GIVEN REQUEST: Transcribe every line exactly and omit anything that is a picture.

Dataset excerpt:
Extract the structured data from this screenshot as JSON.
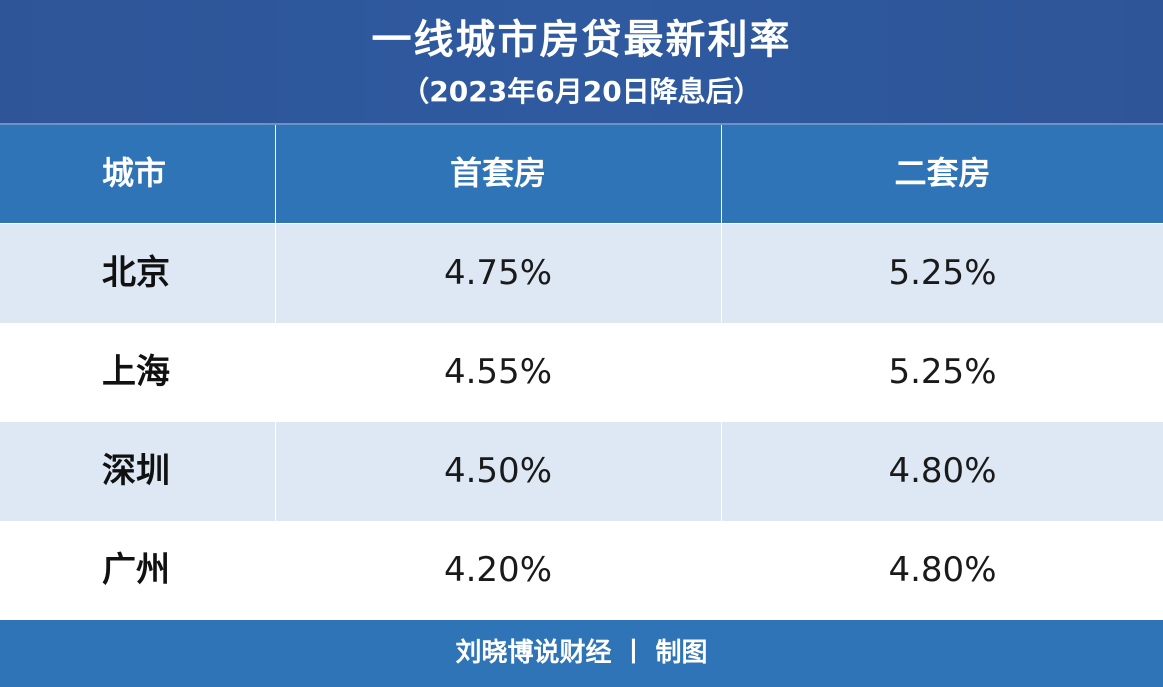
{
  "header": {
    "title": "一线城市房贷最新利率",
    "subtitle": "（2023年6月20日降息后）"
  },
  "table": {
    "columns": [
      "城市",
      "首套房",
      "二套房"
    ],
    "rows": [
      {
        "city": "北京",
        "first_home": "4.75%",
        "second_home": "5.25%"
      },
      {
        "city": "上海",
        "first_home": "4.55%",
        "second_home": "5.25%"
      },
      {
        "city": "深圳",
        "first_home": "4.50%",
        "second_home": "4.80%"
      },
      {
        "city": "广州",
        "first_home": "4.20%",
        "second_home": "4.80%"
      }
    ]
  },
  "footer": {
    "credit": "刘晓博说财经 丨 制图"
  },
  "colors": {
    "title_bg": "#2e5597",
    "header_bg": "#2f74b6",
    "stripe_bg": "#dde8f4",
    "footer_bg": "#2f74b6"
  }
}
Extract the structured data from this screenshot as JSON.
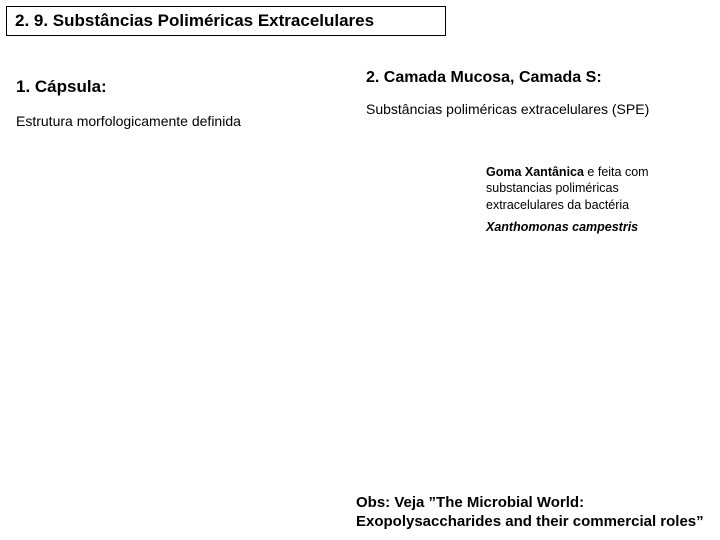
{
  "colors": {
    "accent": "#cc0000",
    "background": "#ffffff",
    "text": "#000000",
    "border": "#000000"
  },
  "title": "2. 9.  Substâncias Poliméricas Extracelulares",
  "left": {
    "heading": "1.  Cápsula:",
    "sub": "Estrutura morfologicamente definida"
  },
  "right": {
    "heading": "2. Camada Mucosa, Camada S:",
    "sub": "Substâncias poliméricas extracelulares (SPE)"
  },
  "goma": {
    "strong": "Goma Xantânica",
    "rest": " e feita com substancias poliméricas extracelulares da bactéria",
    "species": "Xanthomonas campestris"
  },
  "obs": "Obs: Veja ”The Microbial World: Exopolysaccharides and their commercial roles”",
  "layout": {
    "slide_width": 720,
    "slide_height": 540,
    "title_fontsize": 17,
    "heading_fontsize": 17,
    "sub_fontsize": 14,
    "goma_fontsize": 12.5,
    "obs_fontsize": 15
  }
}
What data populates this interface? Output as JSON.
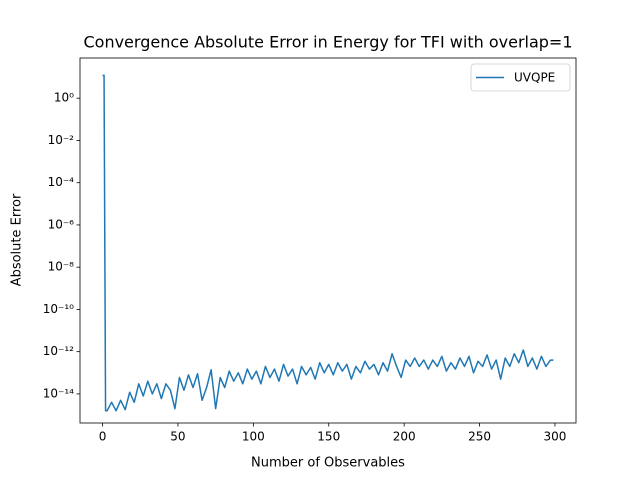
{
  "chart_data": {
    "type": "line",
    "title": "Convergence Absolute Error in Energy for TFI with overlap=1",
    "x_label": "Number of Observables",
    "y_label": "Absolute Error",
    "yscale": "log",
    "legend": "upper right",
    "xlim": [
      -14.95,
      313.95
    ],
    "ylim": [
      4.2e-16,
      80
    ],
    "xticks": [
      0,
      50,
      100,
      150,
      200,
      250,
      300
    ],
    "yticks": [
      {
        "value": 1e-14,
        "label": "10⁻¹⁴"
      },
      {
        "value": 1e-12,
        "label": "10⁻¹²"
      },
      {
        "value": 1e-10,
        "label": "10⁻¹⁰"
      },
      {
        "value": 1e-08,
        "label": "10⁻⁸"
      },
      {
        "value": 1e-06,
        "label": "10⁻⁶"
      },
      {
        "value": 0.0001,
        "label": "10⁻⁴"
      },
      {
        "value": 0.01,
        "label": "10⁻²"
      },
      {
        "value": 1,
        "label": "10⁰"
      }
    ],
    "x": [
      0,
      1,
      2,
      3,
      6,
      9,
      12,
      15,
      18,
      21,
      24,
      27,
      30,
      33,
      36,
      39,
      42,
      45,
      48,
      51,
      54,
      57,
      60,
      63,
      66,
      69,
      72,
      75,
      78,
      81,
      84,
      87,
      90,
      93,
      96,
      99,
      102,
      105,
      108,
      111,
      114,
      117,
      120,
      123,
      126,
      129,
      132,
      135,
      138,
      141,
      144,
      147,
      150,
      153,
      156,
      159,
      162,
      165,
      168,
      171,
      174,
      177,
      180,
      183,
      186,
      189,
      192,
      195,
      198,
      201,
      204,
      207,
      210,
      213,
      216,
      219,
      222,
      225,
      228,
      231,
      234,
      237,
      240,
      243,
      246,
      249,
      252,
      255,
      258,
      261,
      264,
      267,
      270,
      273,
      276,
      279,
      282,
      285,
      288,
      291,
      294,
      297,
      299
    ],
    "series": [
      {
        "name": "UVQPE",
        "color": "#1f77b4",
        "values": [
          12,
          12,
          1.6e-15,
          1.6e-15,
          4e-15,
          1.6e-15,
          5e-15,
          1.8e-15,
          1.2e-14,
          4e-15,
          3e-14,
          8e-15,
          4e-14,
          1e-14,
          3e-14,
          6e-15,
          3e-14,
          1.5e-14,
          2e-15,
          6e-14,
          1.5e-14,
          8e-14,
          2e-14,
          9e-14,
          5e-15,
          2e-14,
          1.4e-13,
          2e-15,
          6e-14,
          2e-14,
          1.2e-13,
          4e-14,
          1e-13,
          3e-14,
          1.5e-13,
          5e-14,
          1.2e-13,
          3e-14,
          2e-13,
          6e-14,
          1.5e-13,
          4e-14,
          2.5e-13,
          7e-14,
          1.5e-13,
          3e-14,
          2e-13,
          8e-14,
          1.8e-13,
          5e-14,
          3e-13,
          1e-13,
          2.5e-13,
          8e-14,
          3e-13,
          1.2e-13,
          2.5e-13,
          5e-14,
          2e-13,
          1e-13,
          3.5e-13,
          1.5e-13,
          2.5e-13,
          8e-14,
          3e-13,
          1.2e-13,
          8e-13,
          2e-13,
          6e-14,
          4e-13,
          2e-13,
          5e-13,
          2e-13,
          4e-13,
          1.5e-13,
          4e-13,
          2e-13,
          6e-13,
          1.2e-13,
          3e-13,
          1.5e-13,
          5e-13,
          2e-13,
          6e-13,
          1e-13,
          3.5e-13,
          2e-13,
          7e-13,
          1.5e-13,
          4e-13,
          5e-14,
          5e-13,
          2e-13,
          8e-13,
          3e-13,
          1.2e-12,
          2e-13,
          5e-13,
          1.5e-13,
          6e-13,
          2e-13,
          4e-13,
          4e-13
        ]
      }
    ]
  }
}
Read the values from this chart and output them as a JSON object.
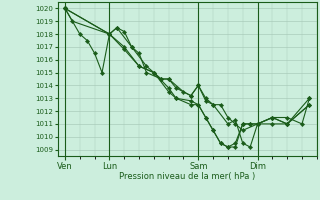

FULL ANSWER:
Extract the structured data from this screenshot as JSON.
{
  "header": {
    "title": "一线城市房贷最新利率",
    "subtitle": "（2023年6月20日降息后）"
  },
  "table": {
    "columns": [
      "城市",
      "首套房",
      "二套房"
    ],
    "rows": [
      {
        "city": "北京",
        "first_home": "4.75%",
        "second_home": "5.25%"
      },
      {
        "city": "上海",
        "first_home": "4.55%",
        "second_home": "5.25%"
      },
      {
        "city": "深圳",
        "first_home": "4.50%",
        "second_home": "4.80%"
      },
      {
        "city": "广州",
        "first_home": "4.20%",
        "second_home": "4.80%"
      }
    ]
  },
  "footer": {
    "credit": "刘晓博说财经 丨 制图"
  },
  "colors": {
    "title_bg": "#2e5597",
    "header_bg": "#2f74b6",
    "stripe_bg": "#dde8f4",
    "footer_bg": "#2f74b6"
  }
}
Extract the structured data from this screenshot as JSON.
{
  "colors": {
    "accent": "#cc0000",
    "background": "#ffffff",
    "text": "#000000",
    "border": "#000000"
  },
  "title": "2. 9.  Substâncias Poliméricas Extracelulares",
  "left": {
    "heading": "1.  Cápsula:",
    "sub": "Estrutura morfologicamente definida"
  },
  "right": {
    "heading": "2. Camada Mucosa, Camada S:",
    "sub": "Substâncias poliméricas extracelulares (SPE)"
  },
  "goma": {
    "strong": "Goma Xantânica",
    "rest": " e feita com substancias poliméricas extracelulares da bactéria",
    "species": "Xanthomonas campestris"
  },
  "obs": "Obs: Veja ”The Microbial World: Exopolysaccharides and their commercial roles”",
  "layout": {
    "slide_width": 720,
    "slide_height": 540,
    "title_fontsize": 17,
    "heading_fontsize": 17,
    "sub_fontsize": 14,
    "goma_fontsize": 12.5,
    "obs_fontsize": 15
  }
}
What data populates this interface? Output as JSON.
{
  "chart_data": {
    "type": "line",
    "title": "Convergence Absolute Error in Energy for TFI with overlap=1",
    "x_label": "Number of Observables",
    "y_label": "Absolute Error",
    "yscale": "log",
    "legend": "upper right",
    "xlim": [
      -14.95,
      313.95
    ],
    "ylim": [
      4.2e-16,
      80
    ],
    "xticks": [
      0,
      50,
      100,
      150,
      200,
      250,
      300
    ],
    "yticks": [
      {
        "value": 1e-14,
        "label": "10⁻¹⁴"
      },
      {
        "value": 1e-12,
        "label": "10⁻¹²"
      },
      {
        "value": 1e-10,
        "label": "10⁻¹⁰"
      },
      {
        "value": 1e-08,
        "label": "10⁻⁸"
      },
      {
        "value": 1e-06,
        "label": "10⁻⁶"
      },
      {
        "value": 0.0001,
        "label": "10⁻⁴"
      },
      {
        "value": 0.01,
        "label": "10⁻²"
      },
      {
        "value": 1,
        "label": "10⁰"
      }
    ],
    "x": [
      0,
      1,
      2,
      3,
      6,
      9,
      12,
      15,
      18,
      21,
      24,
      27,
      30,
      33,
      36,
      39,
      42,
      45,
      48,
      51,
      54,
      57,
      60,
      63,
      66,
      69,
      72,
      75,
      78,
      81,
      84,
      87,
      90,
      93,
      96,
      99,
      102,
      105,
      108,
      111,
      114,
      117,
      120,
      123,
      126,
      129,
      132,
      135,
      138,
      141,
      144,
      147,
      150,
      153,
      156,
      159,
      162,
      165,
      168,
      171,
      174,
      177,
      180,
      183,
      186,
      189,
      192,
      195,
      198,
      201,
      204,
      207,
      210,
      213,
      216,
      219,
      222,
      225,
      228,
      231,
      234,
      237,
      240,
      243,
      246,
      249,
      252,
      255,
      258,
      261,
      264,
      267,
      270,
      273,
      276,
      279,
      282,
      285,
      288,
      291,
      294,
      297,
      299
    ],
    "series": [
      {
        "name": "UVQPE",
        "color": "#1f77b4",
        "values": [
          12,
          12,
          1.6e-15,
          1.6e-15,
          4e-15,
          1.6e-15,
          5e-15,
          1.8e-15,
          1.2e-14,
          4e-15,
          3e-14,
          8e-15,
          4e-14,
          1e-14,
          3e-14,
          6e-15,
          3e-14,
          1.5e-14,
          2e-15,
          6e-14,
          1.5e-14,
          8e-14,
          2e-14,
          9e-14,
          5e-15,
          2e-14,
          1.4e-13,
          2e-15,
          6e-14,
          2e-14,
          1.2e-13,
          4e-14,
          1e-13,
          3e-14,
          1.5e-13,
          5e-14,
          1.2e-13,
          3e-14,
          2e-13,
          6e-14,
          1.5e-13,
          4e-14,
          2.5e-13,
          7e-14,
          1.5e-13,
          3e-14,
          2e-13,
          8e-14,
          1.8e-13,
          5e-14,
          3e-13,
          1e-13,
          2.5e-13,
          8e-14,
          3e-13,
          1.2e-13,
          2.5e-13,
          5e-14,
          2e-13,
          1e-13,
          3.5e-13,
          1.5e-13,
          2.5e-13,
          8e-14,
          3e-13,
          1.2e-13,
          8e-13,
          2e-13,
          6e-14,
          4e-13,
          2e-13,
          5e-13,
          2e-13,
          4e-13,
          1.5e-13,
          4e-13,
          2e-13,
          6e-13,
          1.2e-13,
          3e-13,
          1.5e-13,
          5e-13,
          2e-13,
          6e-13,
          1e-13,
          3.5e-13,
          2e-13,
          7e-13,
          1.5e-13,
          4e-13,
          5e-14,
          5e-13,
          2e-13,
          8e-13,
          3e-13,
          1.2e-12,
          2e-13,
          5e-13,
          1.5e-13,
          6e-13,
          2e-13,
          4e-13,
          4e-13
        ]
      }
    ]
  }
}
Read the values from this chart and output them as a JSON object.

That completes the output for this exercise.